Start of Excerpted records
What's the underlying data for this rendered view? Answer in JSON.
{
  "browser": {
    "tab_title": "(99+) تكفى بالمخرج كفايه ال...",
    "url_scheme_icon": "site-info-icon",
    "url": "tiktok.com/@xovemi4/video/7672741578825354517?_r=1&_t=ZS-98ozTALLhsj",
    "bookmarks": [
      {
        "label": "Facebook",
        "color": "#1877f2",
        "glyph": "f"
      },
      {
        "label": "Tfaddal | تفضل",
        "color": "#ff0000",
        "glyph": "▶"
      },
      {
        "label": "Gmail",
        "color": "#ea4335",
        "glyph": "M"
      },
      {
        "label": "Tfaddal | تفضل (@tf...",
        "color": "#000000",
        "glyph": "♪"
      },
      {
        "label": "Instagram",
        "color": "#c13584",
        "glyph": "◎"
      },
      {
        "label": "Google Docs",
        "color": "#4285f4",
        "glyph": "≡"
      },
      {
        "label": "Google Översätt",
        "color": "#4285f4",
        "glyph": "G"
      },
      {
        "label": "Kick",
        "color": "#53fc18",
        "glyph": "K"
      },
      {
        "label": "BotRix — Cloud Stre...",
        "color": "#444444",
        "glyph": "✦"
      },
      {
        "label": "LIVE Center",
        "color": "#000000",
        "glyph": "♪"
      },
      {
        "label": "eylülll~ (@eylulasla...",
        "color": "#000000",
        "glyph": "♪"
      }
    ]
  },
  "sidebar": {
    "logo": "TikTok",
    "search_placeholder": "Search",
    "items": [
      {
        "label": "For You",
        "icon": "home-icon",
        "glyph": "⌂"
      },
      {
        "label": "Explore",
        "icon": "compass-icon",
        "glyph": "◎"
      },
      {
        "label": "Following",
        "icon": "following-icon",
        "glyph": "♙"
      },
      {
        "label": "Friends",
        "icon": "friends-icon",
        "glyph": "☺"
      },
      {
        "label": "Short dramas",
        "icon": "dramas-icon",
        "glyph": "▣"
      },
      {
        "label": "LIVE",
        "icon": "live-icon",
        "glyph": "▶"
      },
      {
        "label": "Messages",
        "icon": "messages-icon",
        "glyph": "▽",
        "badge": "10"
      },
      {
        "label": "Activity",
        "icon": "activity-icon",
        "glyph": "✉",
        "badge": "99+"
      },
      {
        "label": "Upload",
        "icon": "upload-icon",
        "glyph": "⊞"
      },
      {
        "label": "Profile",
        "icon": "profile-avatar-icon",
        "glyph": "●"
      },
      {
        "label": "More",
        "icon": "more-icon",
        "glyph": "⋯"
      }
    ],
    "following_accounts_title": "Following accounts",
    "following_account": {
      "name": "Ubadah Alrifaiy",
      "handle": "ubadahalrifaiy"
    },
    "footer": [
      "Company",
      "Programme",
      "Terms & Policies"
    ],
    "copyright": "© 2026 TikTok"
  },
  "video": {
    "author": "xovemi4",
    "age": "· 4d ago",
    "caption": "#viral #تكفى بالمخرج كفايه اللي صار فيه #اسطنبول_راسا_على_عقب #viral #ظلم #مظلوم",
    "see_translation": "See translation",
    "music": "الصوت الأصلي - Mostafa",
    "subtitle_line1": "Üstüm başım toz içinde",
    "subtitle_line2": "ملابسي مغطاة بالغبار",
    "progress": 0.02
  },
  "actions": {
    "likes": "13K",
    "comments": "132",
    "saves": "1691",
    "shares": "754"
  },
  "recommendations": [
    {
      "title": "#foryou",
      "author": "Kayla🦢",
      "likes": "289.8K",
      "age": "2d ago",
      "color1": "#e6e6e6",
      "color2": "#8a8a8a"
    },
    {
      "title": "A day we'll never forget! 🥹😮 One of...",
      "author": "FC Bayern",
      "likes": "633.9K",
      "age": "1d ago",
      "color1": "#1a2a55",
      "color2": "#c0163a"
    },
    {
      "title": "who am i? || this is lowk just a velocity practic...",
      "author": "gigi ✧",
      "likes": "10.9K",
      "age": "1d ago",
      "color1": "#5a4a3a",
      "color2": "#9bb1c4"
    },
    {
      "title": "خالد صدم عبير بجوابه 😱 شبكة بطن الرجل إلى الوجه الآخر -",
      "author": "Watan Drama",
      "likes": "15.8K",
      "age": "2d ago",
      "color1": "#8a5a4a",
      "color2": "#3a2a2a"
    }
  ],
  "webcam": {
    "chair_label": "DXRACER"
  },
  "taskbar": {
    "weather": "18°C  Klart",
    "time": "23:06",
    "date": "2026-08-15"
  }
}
End of Excerpted records
**Assigned task:** When you output the entries, keep every line exactly as it appears above.

**Response box:**
What's the underlying data for this rendered view? Answer in JSON.
{
  "browser": {
    "tab_title": "(99+) تكفى بالمخرج كفايه ال...",
    "url_scheme_icon": "site-info-icon",
    "url": "tiktok.com/@xovemi4/video/7672741578825354517?_r=1&_t=ZS-98ozTALLhsj",
    "bookmarks": [
      {
        "label": "Facebook",
        "color": "#1877f2",
        "glyph": "f"
      },
      {
        "label": "Tfaddal | تفضل",
        "color": "#ff0000",
        "glyph": "▶"
      },
      {
        "label": "Gmail",
        "color": "#ea4335",
        "glyph": "M"
      },
      {
        "label": "Tfaddal | تفضل (@tf...",
        "color": "#000000",
        "glyph": "♪"
      },
      {
        "label": "Instagram",
        "color": "#c13584",
        "glyph": "◎"
      },
      {
        "label": "Google Docs",
        "color": "#4285f4",
        "glyph": "≡"
      },
      {
        "label": "Google Översätt",
        "color": "#4285f4",
        "glyph": "G"
      },
      {
        "label": "Kick",
        "color": "#53fc18",
        "glyph": "K"
      },
      {
        "label": "BotRix — Cloud Stre...",
        "color": "#444444",
        "glyph": "✦"
      },
      {
        "label": "LIVE Center",
        "color": "#000000",
        "glyph": "♪"
      },
      {
        "label": "eylülll~ (@eylulasla...",
        "color": "#000000",
        "glyph": "♪"
      }
    ]
  },
  "sidebar": {
    "logo": "TikTok",
    "search_placeholder": "Search",
    "items": [
      {
        "label": "For You",
        "icon": "home-icon",
        "glyph": "⌂"
      },
      {
        "label": "Explore",
        "icon": "compass-icon",
        "glyph": "◎"
      },
      {
        "label": "Following",
        "icon": "following-icon",
        "glyph": "♙"
      },
      {
        "label": "Friends",
        "icon": "friends-icon",
        "glyph": "☺"
      },
      {
        "label": "Short dramas",
        "icon": "dramas-icon",
        "glyph": "▣"
      },
      {
        "label": "LIVE",
        "icon": "live-icon",
        "glyph": "▶"
      },
      {
        "label": "Messages",
        "icon": "messages-icon",
        "glyph": "▽",
        "badge": "10"
      },
      {
        "label": "Activity",
        "icon": "activity-icon",
        "glyph": "✉",
        "badge": "99+"
      },
      {
        "label": "Upload",
        "icon": "upload-icon",
        "glyph": "⊞"
      },
      {
        "label": "Profile",
        "icon": "profile-avatar-icon",
        "glyph": "●"
      },
      {
        "label": "More",
        "icon": "more-icon",
        "glyph": "⋯"
      }
    ],
    "following_accounts_title": "Following accounts",
    "following_account": {
      "name": "Ubadah Alrifaiy",
      "handle": "ubadahalrifaiy"
    },
    "footer": [
      "Company",
      "Programme",
      "Terms & Policies"
    ],
    "copyright": "© 2026 TikTok"
  },
  "video": {
    "author": "xovemi4",
    "age": "· 4d ago",
    "caption": "#viral #تكفى بالمخرج كفايه اللي صار فيه #اسطنبول_راسا_على_عقب #viral #ظلم #مظلوم",
    "see_translation": "See translation",
    "music": "الصوت الأصلي - Mostafa",
    "subtitle_line1": "Üstüm başım toz içinde",
    "subtitle_line2": "ملابسي مغطاة بالغبار",
    "progress": 0.02
  },
  "actions": {
    "likes": "13K",
    "comments": "132",
    "saves": "1691",
    "shares": "754"
  },
  "recommendations": [
    {
      "title": "#foryou",
      "author": "Kayla🦢",
      "likes": "289.8K",
      "age": "2d ago",
      "color1": "#e6e6e6",
      "color2": "#8a8a8a"
    },
    {
      "title": "A day we'll never forget! 🥹😮 One of...",
      "author": "FC Bayern",
      "likes": "633.9K",
      "age": "1d ago",
      "color1": "#1a2a55",
      "color2": "#c0163a"
    },
    {
      "title": "who am i? || this is lowk just a velocity practic...",
      "author": "gigi ✧",
      "likes": "10.9K",
      "age": "1d ago",
      "color1": "#5a4a3a",
      "color2": "#9bb1c4"
    },
    {
      "title": "خالد صدم عبير بجوابه 😱 شبكة بطن الرجل إلى الوجه الآخر -",
      "author": "Watan Drama",
      "likes": "15.8K",
      "age": "2d ago",
      "color1": "#8a5a4a",
      "color2": "#3a2a2a"
    }
  ],
  "webcam": {
    "chair_label": "DXRACER"
  },
  "taskbar": {
    "weather": "18°C  Klart",
    "time": "23:06",
    "date": "2026-08-15"
  }
}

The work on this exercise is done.